= Aim =
Please output the lines shown below exactly as they appear.
━━━ Task inputs
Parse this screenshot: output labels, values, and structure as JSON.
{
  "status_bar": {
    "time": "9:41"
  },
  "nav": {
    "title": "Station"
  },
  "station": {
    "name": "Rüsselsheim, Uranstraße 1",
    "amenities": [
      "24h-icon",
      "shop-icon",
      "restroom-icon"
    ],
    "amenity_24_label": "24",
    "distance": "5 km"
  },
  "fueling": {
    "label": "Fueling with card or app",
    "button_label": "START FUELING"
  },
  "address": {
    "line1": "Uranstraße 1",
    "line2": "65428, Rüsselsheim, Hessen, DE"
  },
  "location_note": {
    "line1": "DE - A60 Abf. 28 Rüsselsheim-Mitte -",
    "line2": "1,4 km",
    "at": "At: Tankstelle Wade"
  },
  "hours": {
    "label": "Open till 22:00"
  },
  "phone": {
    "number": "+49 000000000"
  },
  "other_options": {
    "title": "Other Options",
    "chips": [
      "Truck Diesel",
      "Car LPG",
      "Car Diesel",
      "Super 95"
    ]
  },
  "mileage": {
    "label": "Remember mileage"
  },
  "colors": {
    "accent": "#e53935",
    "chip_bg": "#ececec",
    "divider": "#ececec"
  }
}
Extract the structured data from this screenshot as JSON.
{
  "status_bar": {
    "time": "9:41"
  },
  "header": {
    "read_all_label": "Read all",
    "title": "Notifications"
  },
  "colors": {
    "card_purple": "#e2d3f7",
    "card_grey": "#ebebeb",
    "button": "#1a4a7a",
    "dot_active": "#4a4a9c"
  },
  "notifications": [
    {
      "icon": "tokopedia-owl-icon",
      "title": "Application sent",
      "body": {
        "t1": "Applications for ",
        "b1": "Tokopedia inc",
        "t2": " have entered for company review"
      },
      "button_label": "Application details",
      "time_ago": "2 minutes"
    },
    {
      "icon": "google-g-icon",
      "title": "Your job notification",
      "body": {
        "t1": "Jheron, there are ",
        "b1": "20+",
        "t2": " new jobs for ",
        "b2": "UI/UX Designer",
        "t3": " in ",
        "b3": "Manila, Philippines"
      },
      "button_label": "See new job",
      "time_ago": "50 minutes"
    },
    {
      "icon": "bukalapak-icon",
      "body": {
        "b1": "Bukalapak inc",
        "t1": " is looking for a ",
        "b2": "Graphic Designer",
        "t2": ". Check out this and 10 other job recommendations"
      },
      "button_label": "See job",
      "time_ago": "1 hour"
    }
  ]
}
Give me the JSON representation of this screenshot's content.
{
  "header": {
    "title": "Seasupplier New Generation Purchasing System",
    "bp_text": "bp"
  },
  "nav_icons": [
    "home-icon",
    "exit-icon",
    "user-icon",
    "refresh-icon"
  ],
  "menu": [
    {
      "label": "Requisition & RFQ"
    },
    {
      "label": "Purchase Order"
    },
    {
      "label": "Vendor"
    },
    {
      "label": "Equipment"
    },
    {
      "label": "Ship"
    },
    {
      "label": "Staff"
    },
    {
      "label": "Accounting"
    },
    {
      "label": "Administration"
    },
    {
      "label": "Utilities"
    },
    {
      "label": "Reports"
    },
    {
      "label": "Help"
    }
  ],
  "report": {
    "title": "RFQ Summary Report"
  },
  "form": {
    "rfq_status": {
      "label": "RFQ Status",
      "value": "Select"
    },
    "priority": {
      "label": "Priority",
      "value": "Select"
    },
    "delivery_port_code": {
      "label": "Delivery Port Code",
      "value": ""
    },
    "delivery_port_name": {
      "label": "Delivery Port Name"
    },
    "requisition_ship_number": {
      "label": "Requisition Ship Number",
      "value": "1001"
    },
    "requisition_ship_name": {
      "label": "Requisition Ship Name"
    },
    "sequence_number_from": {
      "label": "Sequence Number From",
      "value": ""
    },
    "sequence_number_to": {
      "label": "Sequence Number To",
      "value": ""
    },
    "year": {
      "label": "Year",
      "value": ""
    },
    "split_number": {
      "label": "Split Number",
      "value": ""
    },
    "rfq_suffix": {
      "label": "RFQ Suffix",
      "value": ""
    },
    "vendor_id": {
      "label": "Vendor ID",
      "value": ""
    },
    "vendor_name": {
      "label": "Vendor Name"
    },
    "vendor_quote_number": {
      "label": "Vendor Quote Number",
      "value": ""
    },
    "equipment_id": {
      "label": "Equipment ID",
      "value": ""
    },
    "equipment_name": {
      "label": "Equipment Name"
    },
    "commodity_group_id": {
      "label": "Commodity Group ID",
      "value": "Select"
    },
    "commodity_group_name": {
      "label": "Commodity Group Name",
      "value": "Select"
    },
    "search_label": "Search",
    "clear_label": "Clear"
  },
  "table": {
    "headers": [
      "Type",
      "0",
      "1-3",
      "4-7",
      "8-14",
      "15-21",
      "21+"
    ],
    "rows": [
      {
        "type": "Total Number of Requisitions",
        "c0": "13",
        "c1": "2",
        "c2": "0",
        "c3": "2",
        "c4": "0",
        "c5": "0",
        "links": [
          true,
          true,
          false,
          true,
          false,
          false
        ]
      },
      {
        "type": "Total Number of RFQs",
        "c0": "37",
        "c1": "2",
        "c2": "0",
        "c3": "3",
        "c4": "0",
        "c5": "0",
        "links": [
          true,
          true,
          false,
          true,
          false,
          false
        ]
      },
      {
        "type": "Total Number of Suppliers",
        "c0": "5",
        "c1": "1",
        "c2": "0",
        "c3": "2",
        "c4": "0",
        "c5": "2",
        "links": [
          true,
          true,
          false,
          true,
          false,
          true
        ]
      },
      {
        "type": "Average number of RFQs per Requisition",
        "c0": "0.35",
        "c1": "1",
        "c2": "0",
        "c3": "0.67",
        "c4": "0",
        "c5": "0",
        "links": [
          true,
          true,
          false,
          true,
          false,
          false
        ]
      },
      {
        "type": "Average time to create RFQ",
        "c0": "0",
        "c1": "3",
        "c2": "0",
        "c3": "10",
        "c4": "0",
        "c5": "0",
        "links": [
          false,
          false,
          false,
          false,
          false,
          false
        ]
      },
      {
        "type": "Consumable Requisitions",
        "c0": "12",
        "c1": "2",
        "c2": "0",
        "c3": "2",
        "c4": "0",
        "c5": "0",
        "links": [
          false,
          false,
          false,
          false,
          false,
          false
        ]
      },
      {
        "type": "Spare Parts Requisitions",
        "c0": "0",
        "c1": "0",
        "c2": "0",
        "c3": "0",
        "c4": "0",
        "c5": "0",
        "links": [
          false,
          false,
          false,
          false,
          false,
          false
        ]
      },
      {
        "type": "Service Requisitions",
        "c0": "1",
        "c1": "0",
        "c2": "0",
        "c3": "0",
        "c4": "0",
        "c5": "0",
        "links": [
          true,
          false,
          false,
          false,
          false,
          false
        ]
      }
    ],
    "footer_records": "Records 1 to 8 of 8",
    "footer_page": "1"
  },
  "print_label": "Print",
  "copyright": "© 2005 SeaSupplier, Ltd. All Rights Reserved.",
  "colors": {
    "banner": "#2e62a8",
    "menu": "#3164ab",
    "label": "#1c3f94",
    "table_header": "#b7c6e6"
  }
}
━━━━━━
= Answer to this problem =
Parse this screenshot: output labels, values, and structure as JSON.
{
  "status_bar": {
    "time": "9:41"
  },
  "nav": {
    "title": "Station"
  },
  "station": {
    "name": "Rüsselsheim, Uranstraße 1",
    "amenities": [
      "24h-icon",
      "shop-icon",
      "restroom-icon"
    ],
    "amenity_24_label": "24",
    "distance": "5 km"
  },
  "fueling": {
    "label": "Fueling with card or app",
    "button_label": "START FUELING"
  },
  "address": {
    "line1": "Uranstraße 1",
    "line2": "65428, Rüsselsheim, Hessen, DE"
  },
  "location_note": {
    "line1": "DE - A60 Abf. 28 Rüsselsheim-Mitte -",
    "line2": "1,4 km",
    "at": "At: Tankstelle Wade"
  },
  "hours": {
    "label": "Open till 22:00"
  },
  "phone": {
    "number": "+49 000000000"
  },
  "other_options": {
    "title": "Other Options",
    "chips": [
      "Truck Diesel",
      "Car LPG",
      "Car Diesel",
      "Super 95"
    ]
  },
  "mileage": {
    "label": "Remember mileage"
  },
  "colors": {
    "accent": "#e53935",
    "chip_bg": "#ececec",
    "divider": "#ececec"
  }
}
Extract the structured data from this screenshot as JSON.
{
  "status_bar": {
    "time": "9:41"
  },
  "header": {
    "read_all_label": "Read all",
    "title": "Notifications"
  },
  "colors": {
    "card_purple": "#e2d3f7",
    "card_grey": "#ebebeb",
    "button": "#1a4a7a",
    "dot_active": "#4a4a9c"
  },
  "notifications": [
    {
      "icon": "tokopedia-owl-icon",
      "title": "Application sent",
      "body": {
        "t1": "Applications for ",
        "b1": "Tokopedia inc",
        "t2": " have entered for company review"
      },
      "button_label": "Application details",
      "time_ago": "2 minutes"
    },
    {
      "icon": "google-g-icon",
      "title": "Your job notification",
      "body": {
        "t1": "Jheron, there are ",
        "b1": "20+",
        "t2": " new jobs for ",
        "b2": "UI/UX Designer",
        "t3": " in ",
        "b3": "Manila, Philippines"
      },
      "button_label": "See new job",
      "time_ago": "50 minutes"
    },
    {
      "icon": "bukalapak-icon",
      "body": {
        "b1": "Bukalapak inc",
        "t1": " is looking for a ",
        "b2": "Graphic Designer",
        "t2": ". Check out this and 10 other job recommendations"
      },
      "button_label": "See job",
      "time_ago": "1 hour"
    }
  ]
}
Give me the JSON representation of this screenshot's content.
{
  "header": {
    "title": "Seasupplier New Generation Purchasing System",
    "bp_text": "bp"
  },
  "nav_icons": [
    "home-icon",
    "exit-icon",
    "user-icon",
    "refresh-icon"
  ],
  "menu": [
    {
      "label": "Requisition & RFQ"
    },
    {
      "label": "Purchase Order"
    },
    {
      "label": "Vendor"
    },
    {
      "label": "Equipment"
    },
    {
      "label": "Ship"
    },
    {
      "label": "Staff"
    },
    {
      "label": "Accounting"
    },
    {
      "label": "Administration"
    },
    {
      "label": "Utilities"
    },
    {
      "label": "Reports"
    },
    {
      "label": "Help"
    }
  ],
  "report": {
    "title": "RFQ Summary Report"
  },
  "form": {
    "rfq_status": {
      "label": "RFQ Status",
      "value": "Select"
    },
    "priority": {
      "label": "Priority",
      "value": "Select"
    },
    "delivery_port_code": {
      "label": "Delivery Port Code",
      "value": ""
    },
    "delivery_port_name": {
      "label": "Delivery Port Name"
    },
    "requisition_ship_number": {
      "label": "Requisition Ship Number",
      "value": "1001"
    },
    "requisition_ship_name": {
      "label": "Requisition Ship Name"
    },
    "sequence_number_from": {
      "label": "Sequence Number From",
      "value": ""
    },
    "sequence_number_to": {
      "label": "Sequence Number To",
      "value": ""
    },
    "year": {
      "label": "Year",
      "value": ""
    },
    "split_number": {
      "label": "Split Number",
      "value": ""
    },
    "rfq_suffix": {
      "label": "RFQ Suffix",
      "value": ""
    },
    "vendor_id": {
      "label": "Vendor ID",
      "value": ""
    },
    "vendor_name": {
      "label": "Vendor Name"
    },
    "vendor_quote_number": {
      "label": "Vendor Quote Number",
      "value": ""
    },
    "equipment_id": {
      "label": "Equipment ID",
      "value": ""
    },
    "equipment_name": {
      "label": "Equipment Name"
    },
    "commodity_group_id": {
      "label": "Commodity Group ID",
      "value": "Select"
    },
    "commodity_group_name": {
      "label": "Commodity Group Name",
      "value": "Select"
    },
    "search_label": "Search",
    "clear_label": "Clear"
  },
  "table": {
    "headers": [
      "Type",
      "0",
      "1-3",
      "4-7",
      "8-14",
      "15-21",
      "21+"
    ],
    "rows": [
      {
        "type": "Total Number of Requisitions",
        "c0": "13",
        "c1": "2",
        "c2": "0",
        "c3": "2",
        "c4": "0",
        "c5": "0",
        "links": [
          true,
          true,
          false,
          true,
          false,
          false
        ]
      },
      {
        "type": "Total Number of RFQs",
        "c0": "37",
        "c1": "2",
        "c2": "0",
        "c3": "3",
        "c4": "0",
        "c5": "0",
        "links": [
          true,
          true,
          false,
          true,
          false,
          false
        ]
      },
      {
        "type": "Total Number of Suppliers",
        "c0": "5",
        "c1": "1",
        "c2": "0",
        "c3": "2",
        "c4": "0",
        "c5": "2",
        "links": [
          true,
          true,
          false,
          true,
          false,
          true
        ]
      },
      {
        "type": "Average number of RFQs per Requisition",
        "c0": "0.35",
        "c1": "1",
        "c2": "0",
        "c3": "0.67",
        "c4": "0",
        "c5": "0",
        "links": [
          true,
          true,
          false,
          true,
          false,
          false
        ]
      },
      {
        "type": "Average time to create RFQ",
        "c0": "0",
        "c1": "3",
        "c2": "0",
        "c3": "10",
        "c4": "0",
        "c5": "0",
        "links": [
          false,
          false,
          false,
          false,
          false,
          false
        ]
      },
      {
        "type": "Consumable Requisitions",
        "c0": "12",
        "c1": "2",
        "c2": "0",
        "c3": "2",
        "c4": "0",
        "c5": "0",
        "links": [
          false,
          false,
          false,
          false,
          false,
          false
        ]
      },
      {
        "type": "Spare Parts Requisitions",
        "c0": "0",
        "c1": "0",
        "c2": "0",
        "c3": "0",
        "c4": "0",
        "c5": "0",
        "links": [
          false,
          false,
          false,
          false,
          false,
          false
        ]
      },
      {
        "type": "Service Requisitions",
        "c0": "1",
        "c1": "0",
        "c2": "0",
        "c3": "0",
        "c4": "0",
        "c5": "0",
        "links": [
          true,
          false,
          false,
          false,
          false,
          false
        ]
      }
    ],
    "footer_records": "Records 1 to 8 of 8",
    "footer_page": "1"
  },
  "print_label": "Print",
  "copyright": "© 2005 SeaSupplier, Ltd. All Rights Reserved.",
  "colors": {
    "banner": "#2e62a8",
    "menu": "#3164ab",
    "label": "#1c3f94",
    "table_header": "#b7c6e6"
  }
}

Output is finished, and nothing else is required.